# AIM OF THE TASK
Copy all lines that contain the word "уплотнительные".
═══ DATA LISTING
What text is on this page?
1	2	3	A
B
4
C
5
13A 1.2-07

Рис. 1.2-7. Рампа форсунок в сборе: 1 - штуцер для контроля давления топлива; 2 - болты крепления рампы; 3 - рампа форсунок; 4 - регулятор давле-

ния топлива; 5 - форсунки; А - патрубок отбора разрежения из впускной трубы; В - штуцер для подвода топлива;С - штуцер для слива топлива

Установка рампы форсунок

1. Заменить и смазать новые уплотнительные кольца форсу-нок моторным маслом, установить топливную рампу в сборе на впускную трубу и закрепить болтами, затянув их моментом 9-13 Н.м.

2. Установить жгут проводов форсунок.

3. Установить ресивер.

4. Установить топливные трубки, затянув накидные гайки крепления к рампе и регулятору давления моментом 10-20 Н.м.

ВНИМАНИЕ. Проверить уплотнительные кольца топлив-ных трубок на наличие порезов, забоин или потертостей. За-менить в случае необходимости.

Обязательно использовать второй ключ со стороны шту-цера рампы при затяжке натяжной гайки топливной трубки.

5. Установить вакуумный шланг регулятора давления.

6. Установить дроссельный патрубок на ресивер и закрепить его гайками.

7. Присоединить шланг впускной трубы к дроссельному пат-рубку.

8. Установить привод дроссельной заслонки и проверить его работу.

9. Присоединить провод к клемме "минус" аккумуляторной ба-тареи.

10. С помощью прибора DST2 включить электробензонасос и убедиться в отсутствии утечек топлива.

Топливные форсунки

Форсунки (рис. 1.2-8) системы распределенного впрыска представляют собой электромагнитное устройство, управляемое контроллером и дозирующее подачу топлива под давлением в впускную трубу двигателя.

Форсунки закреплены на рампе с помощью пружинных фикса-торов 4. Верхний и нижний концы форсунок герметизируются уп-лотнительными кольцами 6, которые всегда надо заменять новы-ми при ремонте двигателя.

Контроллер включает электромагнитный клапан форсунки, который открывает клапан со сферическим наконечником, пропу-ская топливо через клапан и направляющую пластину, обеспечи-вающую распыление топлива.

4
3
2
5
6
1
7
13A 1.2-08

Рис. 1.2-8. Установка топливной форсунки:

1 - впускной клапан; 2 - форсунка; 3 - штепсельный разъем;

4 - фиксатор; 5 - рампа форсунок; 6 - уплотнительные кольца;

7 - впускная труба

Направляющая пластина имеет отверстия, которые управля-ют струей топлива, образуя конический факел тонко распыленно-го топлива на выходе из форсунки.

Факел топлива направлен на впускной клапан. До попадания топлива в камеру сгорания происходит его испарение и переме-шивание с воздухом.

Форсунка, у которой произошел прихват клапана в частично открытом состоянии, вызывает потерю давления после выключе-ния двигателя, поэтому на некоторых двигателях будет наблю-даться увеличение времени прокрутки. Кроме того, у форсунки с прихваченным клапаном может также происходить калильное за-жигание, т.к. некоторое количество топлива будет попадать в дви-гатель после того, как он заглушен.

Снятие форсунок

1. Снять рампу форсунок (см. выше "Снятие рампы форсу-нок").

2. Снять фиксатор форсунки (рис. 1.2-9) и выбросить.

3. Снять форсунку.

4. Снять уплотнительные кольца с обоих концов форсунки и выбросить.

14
══════
# RESPONSE
1. Заменить и смазать новые уплотнительные кольца форсу-нок моторным маслом, установить топливную рампу в сборе на впускную трубу и закрепить болтами, затянув их моментом 9-13 Н.м.
ВНИМАНИЕ. Проверить уплотнительные кольца топлив-ных трубок на наличие порезов, забоин или потертостей. За-менить в случае необходимости.
4 - фиксатор; 5 - рампа форсунок; 6 - уплотнительные кольца;
4. Снять уплотнительные кольца с обоих концов форсунки и выбросить.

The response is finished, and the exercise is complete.